**Описание задания:** Напечатайте дословно часть отрывка о романе от слов «Стиль великой русской» до слов «я люблю вас!)» включительно.

**Отрывок:**
Опубликовано в журнале Дружба Народов, номер 2, 2019
В тридцать восемь лет она издает (и не без издательских сложностей) свой первый роман. Сложности исчезают, как в сказке. Треть миллиона тиража — у читателей. У автора — двадцать переводов на разные языки мира. Коллекция премий. Репутация лучшей специалистки по многонациональному характеру русской культуры. Объяснить такой триумф особенностями ситуации? Не получится. Тут одно объяснение — природный литературный талант. И автор осознает это: пишет не так, как диктует воображаемая ситуация, а так, как видит и диктует талант.
Вот начало второго романа. Здесь разом охвачены два берега Волги: степи с левого и с правого ее горизонтов. Узоры башкирских одеял. Запахи туркменской пустыни и соленого Каспия. И на весь этот цветной вернисаж понадобилось… угадайте — сколько?.. Восемь с половиной строк! И все работают!
А теперь оглянемся. Нет, не на берега сегодняшней Волги. А на события, происходившие здесь во времена императрицы Екатерины, которая санкционировала переселение германских колонистов на русские берега и встречала их на пристани приветствием:
— Дети мои! Новообретенные сыны и дочери российские! Радушно принимаем вас под надежное крыло наше и обещаем защиту и родительское покровительство! (А своих родителей вспомнила? Именно то, что по национальности она, русская императрица, — германской крови. Но дальше в ее речи — все актуальное.) Взамен же ожидаем послушания и рвения, беспримерного усердного служения новому отечеству. А кто не согласен — пусть нынче же убирается обратно! Гнилые сердцем и слабые руками в российском государстве — без надобности.
Стиль великой русской императрицы.
Сердцами и руками новым россиянам предстоит доказать свою надобность. Императрице же предстоит доказать свою любовь к новоприбывшим. И она избирает для этого простую русскую формулу:
— Дети мои! (что воспринимается, как: я люблю вас!)

**Собранные данные:**
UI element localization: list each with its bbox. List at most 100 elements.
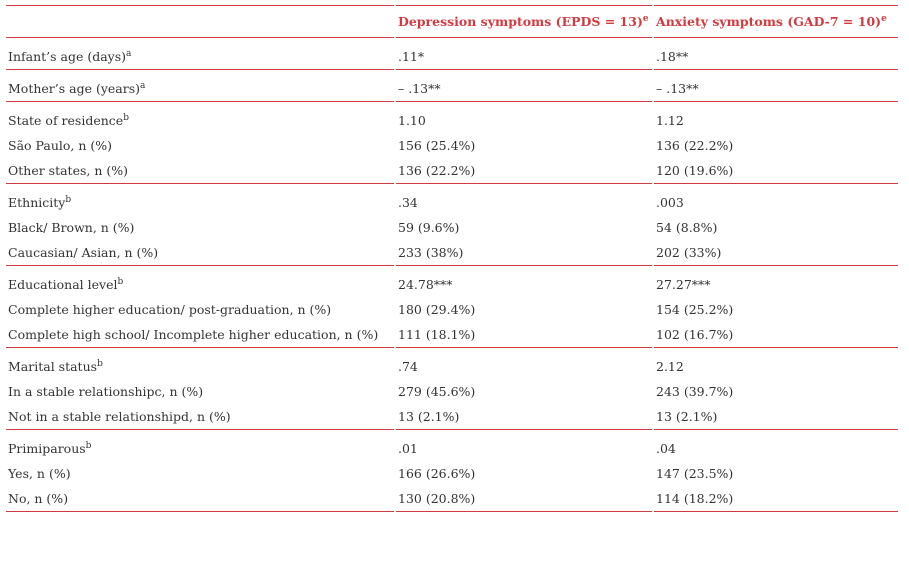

**Правильный ответ:**
Стиль великой русской императрицы.
Сердцами и руками новым россиянам предстоит доказать свою надобность. Императрице же предстоит доказать свою любовь к новоприбывшим. И она избирает для этого простую русскую формулу:
— Дети мои! (что воспринимается, как: я люблю вас!)